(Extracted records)

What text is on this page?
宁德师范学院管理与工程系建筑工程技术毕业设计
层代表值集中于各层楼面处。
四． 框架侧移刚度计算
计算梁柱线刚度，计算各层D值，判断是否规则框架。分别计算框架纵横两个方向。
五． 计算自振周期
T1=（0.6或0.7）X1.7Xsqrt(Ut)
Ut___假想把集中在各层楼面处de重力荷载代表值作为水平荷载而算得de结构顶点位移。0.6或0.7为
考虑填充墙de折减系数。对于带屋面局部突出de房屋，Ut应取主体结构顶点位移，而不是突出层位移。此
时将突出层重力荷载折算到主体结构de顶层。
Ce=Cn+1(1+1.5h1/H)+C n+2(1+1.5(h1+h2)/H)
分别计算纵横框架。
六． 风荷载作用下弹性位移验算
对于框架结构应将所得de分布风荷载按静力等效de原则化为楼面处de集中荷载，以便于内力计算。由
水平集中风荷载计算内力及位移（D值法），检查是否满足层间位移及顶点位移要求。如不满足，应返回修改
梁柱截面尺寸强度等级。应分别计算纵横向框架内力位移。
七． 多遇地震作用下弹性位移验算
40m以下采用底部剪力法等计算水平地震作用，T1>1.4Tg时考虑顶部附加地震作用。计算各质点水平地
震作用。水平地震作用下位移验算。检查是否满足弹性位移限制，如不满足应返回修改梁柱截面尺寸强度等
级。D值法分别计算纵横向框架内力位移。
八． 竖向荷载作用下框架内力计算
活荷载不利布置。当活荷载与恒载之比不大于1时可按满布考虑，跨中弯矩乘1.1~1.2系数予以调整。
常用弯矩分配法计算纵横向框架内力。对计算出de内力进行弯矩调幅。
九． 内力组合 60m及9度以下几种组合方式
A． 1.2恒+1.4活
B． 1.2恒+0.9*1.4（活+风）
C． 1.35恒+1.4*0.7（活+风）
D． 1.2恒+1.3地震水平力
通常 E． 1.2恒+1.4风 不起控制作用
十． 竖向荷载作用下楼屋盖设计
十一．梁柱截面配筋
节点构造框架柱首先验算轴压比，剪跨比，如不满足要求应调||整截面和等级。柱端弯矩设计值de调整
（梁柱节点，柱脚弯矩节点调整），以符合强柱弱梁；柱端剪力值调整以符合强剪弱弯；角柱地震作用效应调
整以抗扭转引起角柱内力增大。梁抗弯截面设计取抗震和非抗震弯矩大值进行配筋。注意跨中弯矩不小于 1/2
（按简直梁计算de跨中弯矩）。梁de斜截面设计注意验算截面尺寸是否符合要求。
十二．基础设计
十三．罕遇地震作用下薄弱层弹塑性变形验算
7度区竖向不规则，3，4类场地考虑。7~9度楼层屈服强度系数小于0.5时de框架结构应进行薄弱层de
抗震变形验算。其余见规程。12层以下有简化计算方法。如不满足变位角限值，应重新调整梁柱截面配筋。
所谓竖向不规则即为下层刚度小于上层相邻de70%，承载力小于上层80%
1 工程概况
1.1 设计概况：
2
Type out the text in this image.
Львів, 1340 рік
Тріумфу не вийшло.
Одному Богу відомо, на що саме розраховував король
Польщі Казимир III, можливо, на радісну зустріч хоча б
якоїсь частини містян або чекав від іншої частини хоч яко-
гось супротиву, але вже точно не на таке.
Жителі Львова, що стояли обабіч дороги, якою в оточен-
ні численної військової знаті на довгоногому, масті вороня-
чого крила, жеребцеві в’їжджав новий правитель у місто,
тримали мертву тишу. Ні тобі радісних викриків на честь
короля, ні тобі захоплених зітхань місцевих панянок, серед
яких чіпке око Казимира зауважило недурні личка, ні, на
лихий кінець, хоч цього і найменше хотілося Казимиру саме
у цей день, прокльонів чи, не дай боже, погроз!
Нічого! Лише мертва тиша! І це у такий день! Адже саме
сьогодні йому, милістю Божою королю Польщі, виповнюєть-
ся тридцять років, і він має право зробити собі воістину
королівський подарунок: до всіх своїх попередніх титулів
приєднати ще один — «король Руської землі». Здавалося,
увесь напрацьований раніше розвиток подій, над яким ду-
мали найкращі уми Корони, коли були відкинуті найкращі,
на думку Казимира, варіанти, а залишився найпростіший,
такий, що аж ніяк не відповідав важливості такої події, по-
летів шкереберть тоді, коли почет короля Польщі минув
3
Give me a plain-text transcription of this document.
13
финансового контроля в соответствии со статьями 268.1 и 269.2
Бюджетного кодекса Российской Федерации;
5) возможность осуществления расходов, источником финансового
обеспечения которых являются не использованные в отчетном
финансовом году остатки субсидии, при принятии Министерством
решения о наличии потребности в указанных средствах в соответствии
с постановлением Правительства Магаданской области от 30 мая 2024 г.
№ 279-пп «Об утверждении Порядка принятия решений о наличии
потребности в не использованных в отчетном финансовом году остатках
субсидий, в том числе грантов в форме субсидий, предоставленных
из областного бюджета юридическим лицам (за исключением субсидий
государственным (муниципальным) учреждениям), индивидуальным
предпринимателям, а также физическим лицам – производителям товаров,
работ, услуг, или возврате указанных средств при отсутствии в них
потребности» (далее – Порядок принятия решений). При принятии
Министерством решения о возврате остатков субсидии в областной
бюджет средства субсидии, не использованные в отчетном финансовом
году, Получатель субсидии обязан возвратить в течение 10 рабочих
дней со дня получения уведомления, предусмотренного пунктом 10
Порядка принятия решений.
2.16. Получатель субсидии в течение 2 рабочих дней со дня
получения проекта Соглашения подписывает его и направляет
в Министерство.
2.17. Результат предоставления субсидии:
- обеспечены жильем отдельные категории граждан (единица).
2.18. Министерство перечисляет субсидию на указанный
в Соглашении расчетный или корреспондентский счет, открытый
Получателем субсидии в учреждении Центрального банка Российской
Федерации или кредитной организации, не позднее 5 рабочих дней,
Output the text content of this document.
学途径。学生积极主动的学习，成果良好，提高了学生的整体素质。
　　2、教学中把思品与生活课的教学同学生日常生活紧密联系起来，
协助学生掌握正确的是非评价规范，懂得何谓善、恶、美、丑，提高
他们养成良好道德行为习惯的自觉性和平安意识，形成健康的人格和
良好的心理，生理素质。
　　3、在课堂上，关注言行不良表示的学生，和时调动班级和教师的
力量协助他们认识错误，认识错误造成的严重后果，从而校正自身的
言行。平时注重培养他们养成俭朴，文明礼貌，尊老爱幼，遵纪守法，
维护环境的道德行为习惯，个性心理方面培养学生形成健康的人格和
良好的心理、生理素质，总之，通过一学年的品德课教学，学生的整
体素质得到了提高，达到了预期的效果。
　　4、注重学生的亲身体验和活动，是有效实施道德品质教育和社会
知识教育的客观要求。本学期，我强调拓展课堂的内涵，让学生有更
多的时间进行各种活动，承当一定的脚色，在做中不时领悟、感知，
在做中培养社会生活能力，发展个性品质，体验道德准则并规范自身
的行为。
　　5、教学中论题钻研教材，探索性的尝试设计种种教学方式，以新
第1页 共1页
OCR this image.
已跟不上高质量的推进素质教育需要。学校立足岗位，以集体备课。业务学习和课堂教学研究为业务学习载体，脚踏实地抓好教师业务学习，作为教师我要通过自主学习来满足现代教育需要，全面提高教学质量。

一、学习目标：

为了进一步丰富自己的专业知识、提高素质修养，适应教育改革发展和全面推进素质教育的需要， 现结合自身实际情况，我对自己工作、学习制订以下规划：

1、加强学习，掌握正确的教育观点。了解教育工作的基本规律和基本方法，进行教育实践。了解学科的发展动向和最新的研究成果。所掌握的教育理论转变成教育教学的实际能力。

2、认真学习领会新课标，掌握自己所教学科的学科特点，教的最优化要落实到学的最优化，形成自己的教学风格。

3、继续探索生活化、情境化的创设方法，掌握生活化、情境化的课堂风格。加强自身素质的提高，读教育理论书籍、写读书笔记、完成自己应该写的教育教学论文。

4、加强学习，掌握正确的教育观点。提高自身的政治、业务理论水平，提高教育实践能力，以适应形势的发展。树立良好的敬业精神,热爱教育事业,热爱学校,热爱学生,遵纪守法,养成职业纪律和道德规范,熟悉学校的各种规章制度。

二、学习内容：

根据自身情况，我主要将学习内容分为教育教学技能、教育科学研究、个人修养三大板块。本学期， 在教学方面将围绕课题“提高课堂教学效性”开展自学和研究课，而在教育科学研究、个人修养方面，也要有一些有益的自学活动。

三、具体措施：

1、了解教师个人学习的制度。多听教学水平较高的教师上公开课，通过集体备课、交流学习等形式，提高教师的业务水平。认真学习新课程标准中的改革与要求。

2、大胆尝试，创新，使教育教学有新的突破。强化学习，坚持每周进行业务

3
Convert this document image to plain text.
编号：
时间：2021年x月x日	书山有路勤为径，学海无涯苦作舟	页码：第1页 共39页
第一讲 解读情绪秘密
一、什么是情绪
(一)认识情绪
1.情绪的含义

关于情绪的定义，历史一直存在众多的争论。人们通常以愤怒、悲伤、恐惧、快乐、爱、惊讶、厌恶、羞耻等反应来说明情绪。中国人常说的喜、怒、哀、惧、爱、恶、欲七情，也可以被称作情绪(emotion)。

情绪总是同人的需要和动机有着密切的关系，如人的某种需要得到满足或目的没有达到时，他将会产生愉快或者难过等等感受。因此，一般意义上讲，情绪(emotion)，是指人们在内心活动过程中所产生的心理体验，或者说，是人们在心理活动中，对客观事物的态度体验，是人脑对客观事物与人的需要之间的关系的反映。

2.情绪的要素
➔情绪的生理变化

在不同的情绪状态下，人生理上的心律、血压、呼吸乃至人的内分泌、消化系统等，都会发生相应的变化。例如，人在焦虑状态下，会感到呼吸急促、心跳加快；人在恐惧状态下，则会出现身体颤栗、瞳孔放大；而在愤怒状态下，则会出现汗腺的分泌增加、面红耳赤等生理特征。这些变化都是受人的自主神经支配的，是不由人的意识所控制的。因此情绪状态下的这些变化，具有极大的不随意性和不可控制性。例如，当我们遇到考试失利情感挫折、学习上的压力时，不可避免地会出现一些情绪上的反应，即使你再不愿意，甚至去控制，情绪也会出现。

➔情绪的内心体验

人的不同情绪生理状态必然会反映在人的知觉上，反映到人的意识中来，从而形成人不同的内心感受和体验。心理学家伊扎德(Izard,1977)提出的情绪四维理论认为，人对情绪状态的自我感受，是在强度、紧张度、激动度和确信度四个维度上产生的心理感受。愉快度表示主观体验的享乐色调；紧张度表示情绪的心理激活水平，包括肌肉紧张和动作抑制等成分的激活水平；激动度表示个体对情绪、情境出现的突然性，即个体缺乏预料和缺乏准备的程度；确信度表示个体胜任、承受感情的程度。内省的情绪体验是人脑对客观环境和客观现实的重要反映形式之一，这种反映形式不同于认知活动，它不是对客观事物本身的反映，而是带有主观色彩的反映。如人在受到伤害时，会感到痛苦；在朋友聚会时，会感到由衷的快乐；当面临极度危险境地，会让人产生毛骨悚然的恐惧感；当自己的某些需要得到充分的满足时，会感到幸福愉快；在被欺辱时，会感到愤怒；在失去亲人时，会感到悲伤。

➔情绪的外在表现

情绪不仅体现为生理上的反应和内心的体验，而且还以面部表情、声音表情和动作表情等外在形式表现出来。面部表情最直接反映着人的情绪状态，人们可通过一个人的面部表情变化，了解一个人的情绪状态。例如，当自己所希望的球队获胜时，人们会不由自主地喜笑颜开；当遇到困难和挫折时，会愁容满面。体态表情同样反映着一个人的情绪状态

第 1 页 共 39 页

# Task
Show the lines where the word "возврате" appears in the entries.

# Result
работ, услуг, или возврате указанных средств при отсутствии в них
Министерством решения о возврате остатков субсидии в областной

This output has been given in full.